> Objective
Every line containing the word "this" needs to be found and copied.

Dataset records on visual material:
⟨
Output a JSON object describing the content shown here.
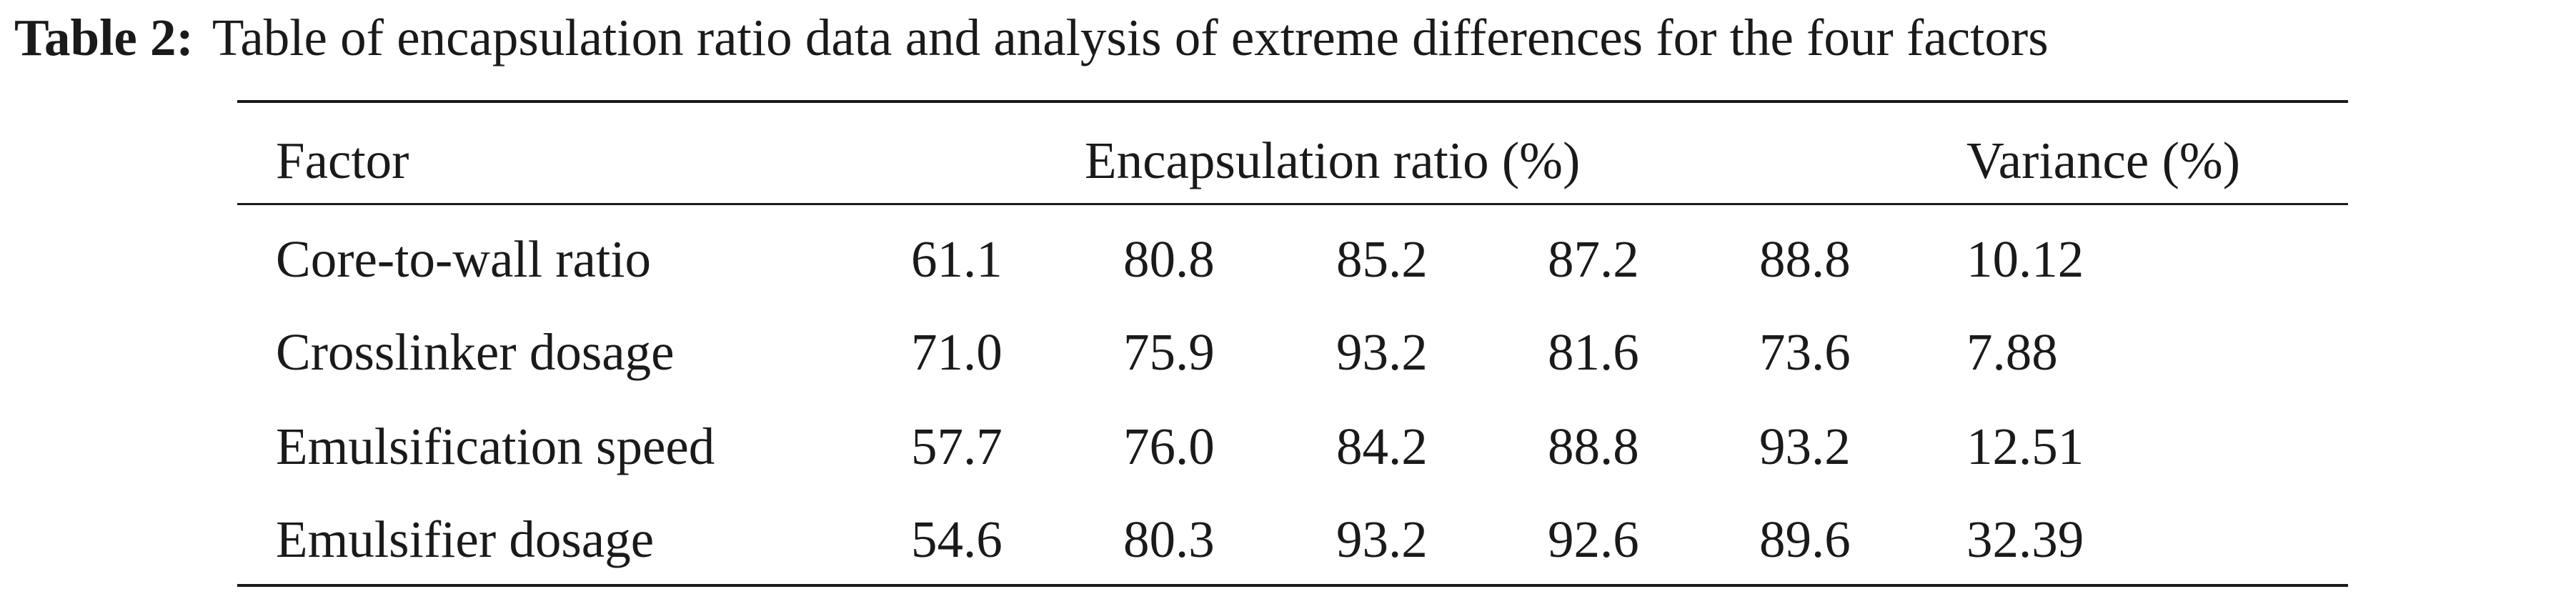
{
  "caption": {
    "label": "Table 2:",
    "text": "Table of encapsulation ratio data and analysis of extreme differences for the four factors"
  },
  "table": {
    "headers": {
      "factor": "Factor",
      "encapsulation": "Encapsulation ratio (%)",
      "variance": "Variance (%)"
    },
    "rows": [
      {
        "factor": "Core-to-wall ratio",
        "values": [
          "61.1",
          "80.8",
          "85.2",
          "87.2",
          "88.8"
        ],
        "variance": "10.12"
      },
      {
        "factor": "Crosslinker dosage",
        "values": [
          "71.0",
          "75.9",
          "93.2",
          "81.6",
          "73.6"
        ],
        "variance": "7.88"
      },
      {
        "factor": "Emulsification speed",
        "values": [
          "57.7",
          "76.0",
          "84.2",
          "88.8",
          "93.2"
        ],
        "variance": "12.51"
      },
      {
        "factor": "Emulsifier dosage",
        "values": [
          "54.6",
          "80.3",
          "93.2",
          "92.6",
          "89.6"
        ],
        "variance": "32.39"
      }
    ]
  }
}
⟩
⟨
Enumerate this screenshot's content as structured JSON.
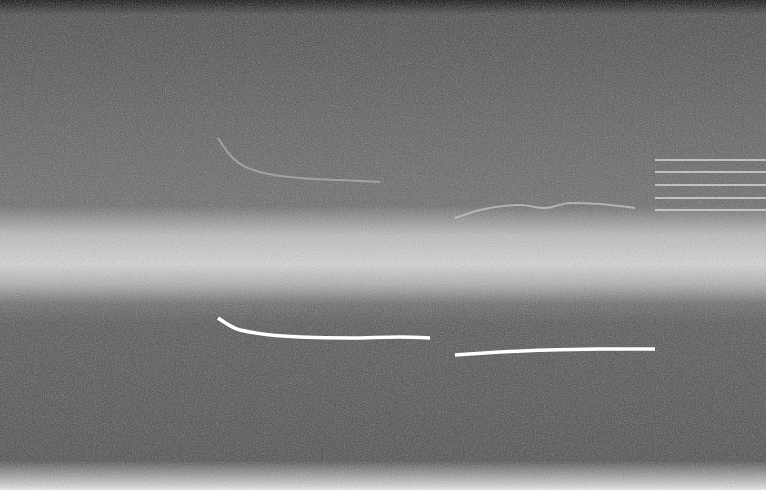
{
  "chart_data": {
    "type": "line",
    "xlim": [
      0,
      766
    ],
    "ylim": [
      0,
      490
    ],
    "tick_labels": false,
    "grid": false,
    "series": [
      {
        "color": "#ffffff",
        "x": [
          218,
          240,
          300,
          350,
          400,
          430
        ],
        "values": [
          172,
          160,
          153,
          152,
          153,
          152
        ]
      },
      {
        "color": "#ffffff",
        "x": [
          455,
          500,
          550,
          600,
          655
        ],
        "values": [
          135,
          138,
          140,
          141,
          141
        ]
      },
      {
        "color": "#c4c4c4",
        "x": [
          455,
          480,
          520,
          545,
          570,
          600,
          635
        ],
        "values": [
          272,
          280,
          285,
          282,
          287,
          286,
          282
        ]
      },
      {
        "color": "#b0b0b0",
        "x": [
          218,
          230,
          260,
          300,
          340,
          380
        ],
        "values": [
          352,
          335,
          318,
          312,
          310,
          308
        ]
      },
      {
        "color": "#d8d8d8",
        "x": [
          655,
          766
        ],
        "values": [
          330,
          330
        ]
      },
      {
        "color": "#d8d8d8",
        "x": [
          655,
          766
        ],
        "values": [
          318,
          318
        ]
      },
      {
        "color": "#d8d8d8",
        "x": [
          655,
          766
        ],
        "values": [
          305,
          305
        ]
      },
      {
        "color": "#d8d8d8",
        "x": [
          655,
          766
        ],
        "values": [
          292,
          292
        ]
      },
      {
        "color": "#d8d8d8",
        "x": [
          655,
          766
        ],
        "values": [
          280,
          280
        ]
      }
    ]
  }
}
⟩
⟨
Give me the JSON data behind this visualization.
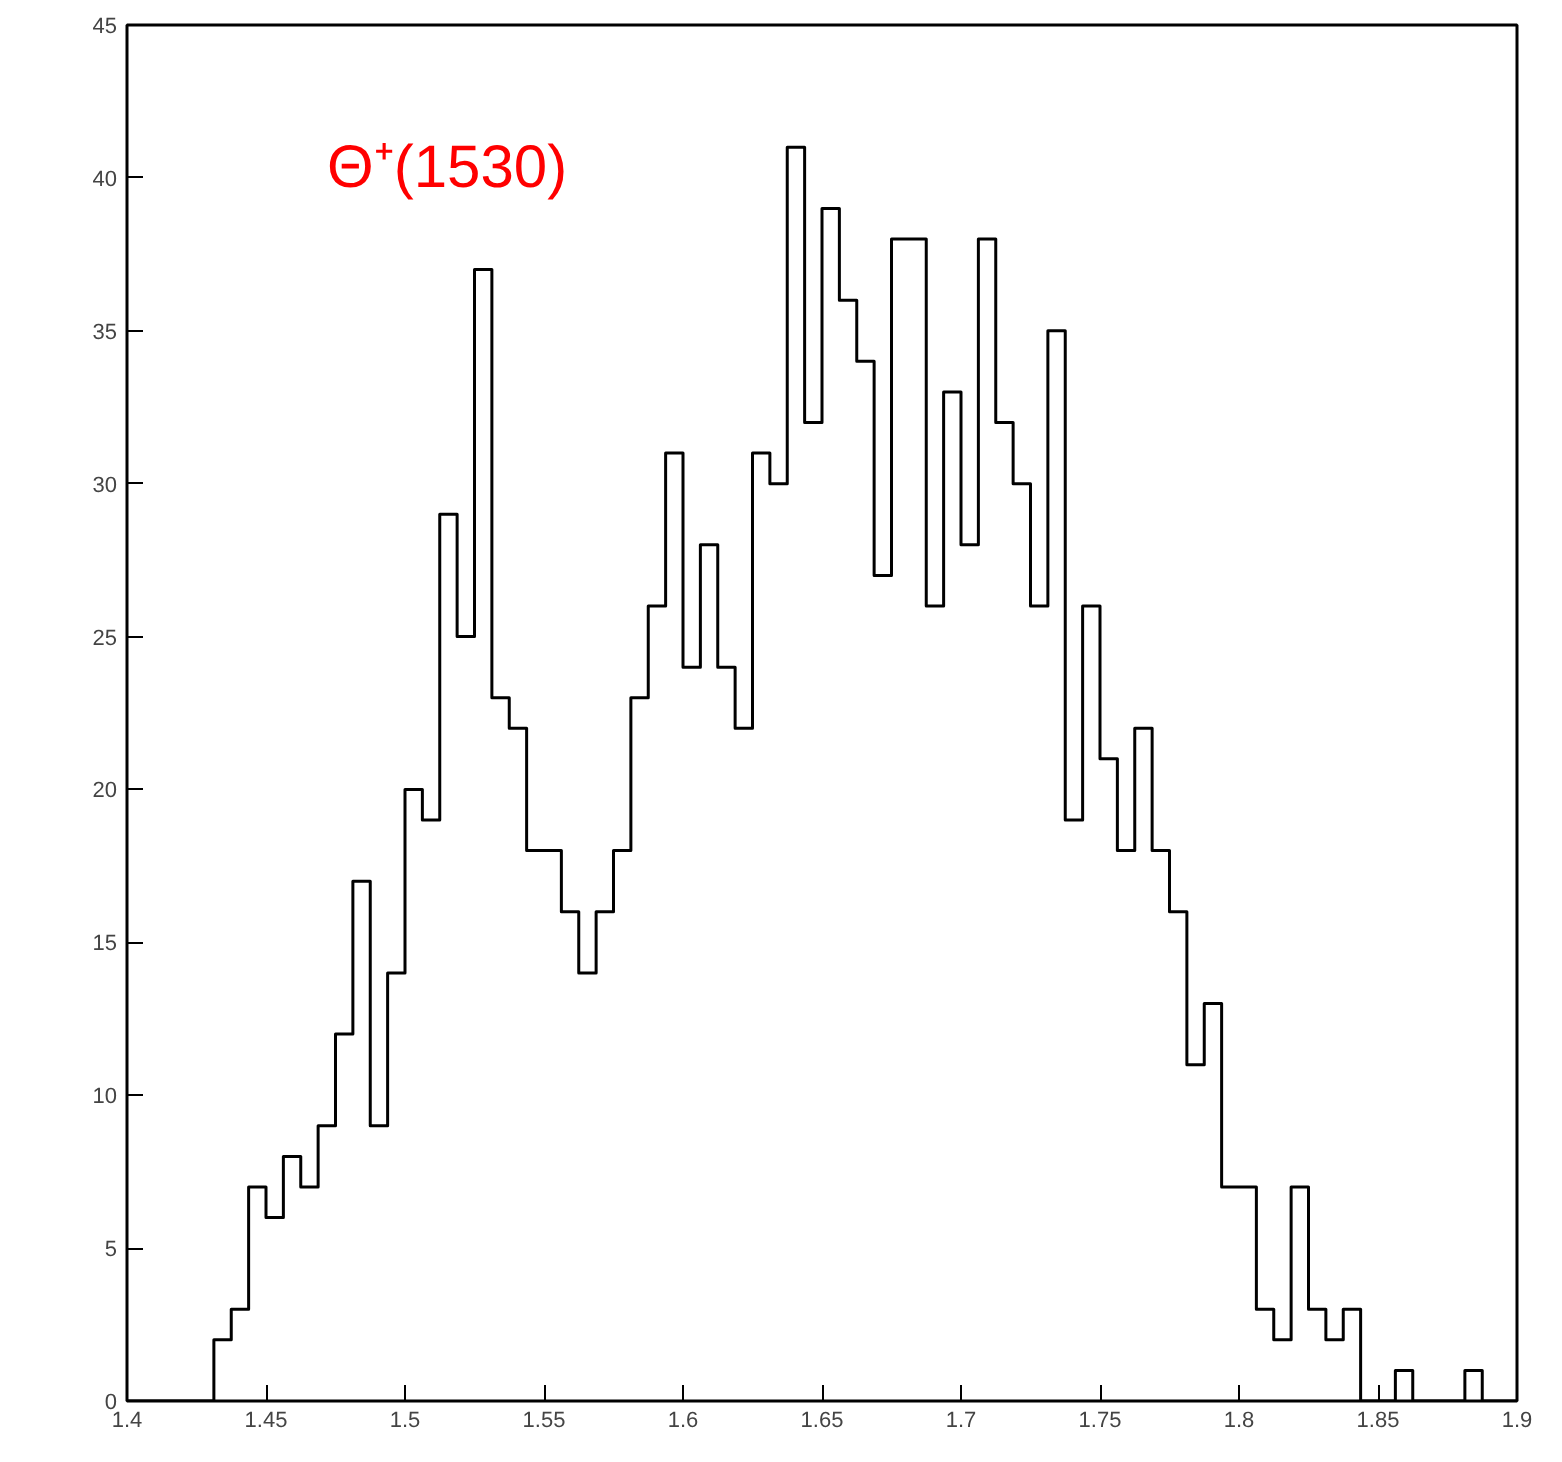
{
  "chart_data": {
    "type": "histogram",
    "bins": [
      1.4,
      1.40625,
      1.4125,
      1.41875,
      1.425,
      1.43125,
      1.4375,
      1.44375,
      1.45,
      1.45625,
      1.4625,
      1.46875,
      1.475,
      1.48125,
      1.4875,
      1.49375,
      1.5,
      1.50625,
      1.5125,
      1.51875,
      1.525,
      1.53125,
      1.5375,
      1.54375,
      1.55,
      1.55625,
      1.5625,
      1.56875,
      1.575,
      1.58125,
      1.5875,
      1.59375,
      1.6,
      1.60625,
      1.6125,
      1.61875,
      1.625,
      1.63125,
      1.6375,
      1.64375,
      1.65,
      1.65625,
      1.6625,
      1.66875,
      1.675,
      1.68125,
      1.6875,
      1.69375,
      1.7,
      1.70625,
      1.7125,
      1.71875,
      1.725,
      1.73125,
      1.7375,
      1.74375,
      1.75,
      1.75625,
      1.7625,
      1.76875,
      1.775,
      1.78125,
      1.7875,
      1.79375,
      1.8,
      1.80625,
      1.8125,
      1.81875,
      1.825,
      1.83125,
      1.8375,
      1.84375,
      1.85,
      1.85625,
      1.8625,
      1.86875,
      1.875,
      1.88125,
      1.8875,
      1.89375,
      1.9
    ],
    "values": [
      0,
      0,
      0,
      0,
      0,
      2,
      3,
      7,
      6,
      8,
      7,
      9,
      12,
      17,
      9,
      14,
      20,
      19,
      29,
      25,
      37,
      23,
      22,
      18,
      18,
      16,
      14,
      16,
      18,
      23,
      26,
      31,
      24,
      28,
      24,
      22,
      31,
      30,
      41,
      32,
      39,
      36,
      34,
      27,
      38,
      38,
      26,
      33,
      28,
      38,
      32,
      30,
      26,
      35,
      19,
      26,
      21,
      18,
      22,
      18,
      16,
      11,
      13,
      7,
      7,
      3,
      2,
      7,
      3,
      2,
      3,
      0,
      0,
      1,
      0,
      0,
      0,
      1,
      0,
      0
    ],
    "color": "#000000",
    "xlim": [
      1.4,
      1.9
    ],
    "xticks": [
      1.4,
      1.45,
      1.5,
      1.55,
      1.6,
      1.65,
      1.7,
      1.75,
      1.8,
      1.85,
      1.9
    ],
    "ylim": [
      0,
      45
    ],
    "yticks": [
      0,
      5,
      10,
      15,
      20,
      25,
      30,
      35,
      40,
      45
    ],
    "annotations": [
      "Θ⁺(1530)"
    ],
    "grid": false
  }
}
⟩
> Correct result
Enumerate this screenshot's content as structured JSON.
Give me the JSON data behind this visualization.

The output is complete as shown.